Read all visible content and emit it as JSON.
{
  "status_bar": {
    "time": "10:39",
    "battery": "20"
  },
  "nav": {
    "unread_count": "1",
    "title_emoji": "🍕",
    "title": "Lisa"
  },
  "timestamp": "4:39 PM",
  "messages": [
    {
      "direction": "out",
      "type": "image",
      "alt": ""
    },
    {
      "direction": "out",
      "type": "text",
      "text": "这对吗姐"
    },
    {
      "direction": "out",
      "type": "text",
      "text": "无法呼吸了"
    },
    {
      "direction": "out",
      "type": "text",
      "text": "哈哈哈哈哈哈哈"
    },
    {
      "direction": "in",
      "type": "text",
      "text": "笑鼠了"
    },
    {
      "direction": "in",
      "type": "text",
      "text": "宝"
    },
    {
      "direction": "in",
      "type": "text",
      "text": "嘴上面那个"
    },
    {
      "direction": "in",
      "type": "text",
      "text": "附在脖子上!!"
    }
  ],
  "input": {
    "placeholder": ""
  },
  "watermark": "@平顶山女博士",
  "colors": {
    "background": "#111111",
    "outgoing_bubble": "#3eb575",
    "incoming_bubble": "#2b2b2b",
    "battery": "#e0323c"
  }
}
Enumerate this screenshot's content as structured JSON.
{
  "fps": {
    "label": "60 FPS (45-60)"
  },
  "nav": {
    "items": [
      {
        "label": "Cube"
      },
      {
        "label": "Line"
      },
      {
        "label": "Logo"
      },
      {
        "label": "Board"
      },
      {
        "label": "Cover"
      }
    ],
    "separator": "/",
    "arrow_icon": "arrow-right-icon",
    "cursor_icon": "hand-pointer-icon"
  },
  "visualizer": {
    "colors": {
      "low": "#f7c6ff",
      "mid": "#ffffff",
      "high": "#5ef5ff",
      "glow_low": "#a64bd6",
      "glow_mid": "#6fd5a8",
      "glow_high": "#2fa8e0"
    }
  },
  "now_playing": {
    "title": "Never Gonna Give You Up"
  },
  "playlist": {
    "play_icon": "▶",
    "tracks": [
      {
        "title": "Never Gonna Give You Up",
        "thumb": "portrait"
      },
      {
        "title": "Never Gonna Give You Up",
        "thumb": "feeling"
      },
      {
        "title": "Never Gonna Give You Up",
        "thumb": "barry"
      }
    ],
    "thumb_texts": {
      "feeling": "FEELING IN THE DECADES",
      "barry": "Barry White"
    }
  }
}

▶ Exercise goal: From the material above, gather all lines that include the string "feeling" and copy them.

▶ Response to the task:
        "thumb": "feeling"
      "feeling": "FEELING IN THE DECADES",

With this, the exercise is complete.